## Work instructions
Please put the lines of the records below into a JSON list of strings, one string per line and no blank lines, starting at the line with "Give bounding boxes" and ending with the line with "oobe-screen: 帐户 创建容易记住的密码", both included.

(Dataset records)
>>>

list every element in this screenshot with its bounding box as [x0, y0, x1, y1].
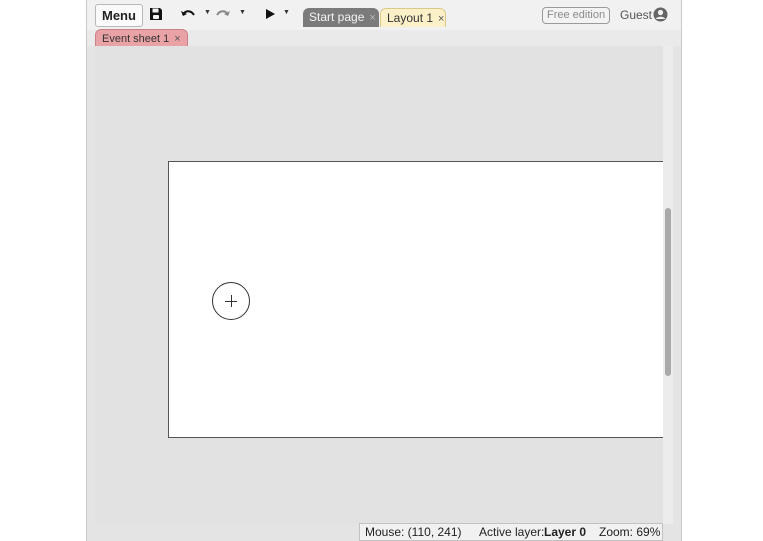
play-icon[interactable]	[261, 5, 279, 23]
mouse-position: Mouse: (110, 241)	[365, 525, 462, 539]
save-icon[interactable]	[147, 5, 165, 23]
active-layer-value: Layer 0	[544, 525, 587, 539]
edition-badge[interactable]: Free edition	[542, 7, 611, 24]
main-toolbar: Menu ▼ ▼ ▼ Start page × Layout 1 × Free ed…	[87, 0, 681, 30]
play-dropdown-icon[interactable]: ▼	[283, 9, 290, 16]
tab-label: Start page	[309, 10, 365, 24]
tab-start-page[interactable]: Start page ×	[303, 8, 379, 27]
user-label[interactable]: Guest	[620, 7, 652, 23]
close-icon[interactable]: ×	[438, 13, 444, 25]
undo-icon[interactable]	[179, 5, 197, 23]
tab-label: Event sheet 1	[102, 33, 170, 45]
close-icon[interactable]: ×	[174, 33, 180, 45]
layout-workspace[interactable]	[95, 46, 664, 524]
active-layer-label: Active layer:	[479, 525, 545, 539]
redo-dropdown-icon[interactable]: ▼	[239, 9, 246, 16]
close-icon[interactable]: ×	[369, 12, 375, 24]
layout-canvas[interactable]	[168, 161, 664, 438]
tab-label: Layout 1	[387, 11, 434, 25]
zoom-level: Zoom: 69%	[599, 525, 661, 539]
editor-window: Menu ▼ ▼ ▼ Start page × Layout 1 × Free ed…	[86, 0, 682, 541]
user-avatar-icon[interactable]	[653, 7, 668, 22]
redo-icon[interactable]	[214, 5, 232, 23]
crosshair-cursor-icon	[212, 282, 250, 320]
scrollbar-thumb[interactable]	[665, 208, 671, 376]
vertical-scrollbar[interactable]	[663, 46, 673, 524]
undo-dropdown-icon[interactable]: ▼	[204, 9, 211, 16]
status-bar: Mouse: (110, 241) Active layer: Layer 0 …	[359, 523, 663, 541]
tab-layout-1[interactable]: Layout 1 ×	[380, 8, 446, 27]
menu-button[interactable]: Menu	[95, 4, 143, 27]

<<<
>>>

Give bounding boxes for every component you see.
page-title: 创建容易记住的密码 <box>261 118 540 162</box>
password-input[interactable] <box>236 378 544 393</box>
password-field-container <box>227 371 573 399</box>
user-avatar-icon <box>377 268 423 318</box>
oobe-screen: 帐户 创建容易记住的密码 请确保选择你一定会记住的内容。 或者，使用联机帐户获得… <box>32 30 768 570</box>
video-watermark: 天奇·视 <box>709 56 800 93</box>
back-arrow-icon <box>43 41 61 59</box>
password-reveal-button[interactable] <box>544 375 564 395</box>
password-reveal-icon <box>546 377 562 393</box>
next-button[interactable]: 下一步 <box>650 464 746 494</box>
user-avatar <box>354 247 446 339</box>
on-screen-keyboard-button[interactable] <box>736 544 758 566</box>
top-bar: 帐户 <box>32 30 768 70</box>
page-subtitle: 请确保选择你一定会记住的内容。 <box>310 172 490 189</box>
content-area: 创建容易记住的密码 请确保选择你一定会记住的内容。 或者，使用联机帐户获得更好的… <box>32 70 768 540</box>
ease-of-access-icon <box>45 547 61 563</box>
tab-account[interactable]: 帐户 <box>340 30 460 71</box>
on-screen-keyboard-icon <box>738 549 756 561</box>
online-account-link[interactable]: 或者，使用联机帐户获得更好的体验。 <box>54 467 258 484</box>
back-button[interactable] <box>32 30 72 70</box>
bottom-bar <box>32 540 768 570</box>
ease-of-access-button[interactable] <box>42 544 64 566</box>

<<<

## Answer
[
  "Give bounding boxes for every component you see.",
  "page-title: 创建容易记住的密码 <box>261 118 540 162</box>",
  "password-input[interactable] <box>236 378 544 393</box>",
  "password-field-container <box>227 371 573 399</box>",
  "user-avatar-icon <box>377 268 423 318</box>",
  "oobe-screen: 帐户 创建容易记住的密码 请确保选择你一定会记住的内容。 或者，使用联机帐户获得… <box>32 30 768 570</box>"
]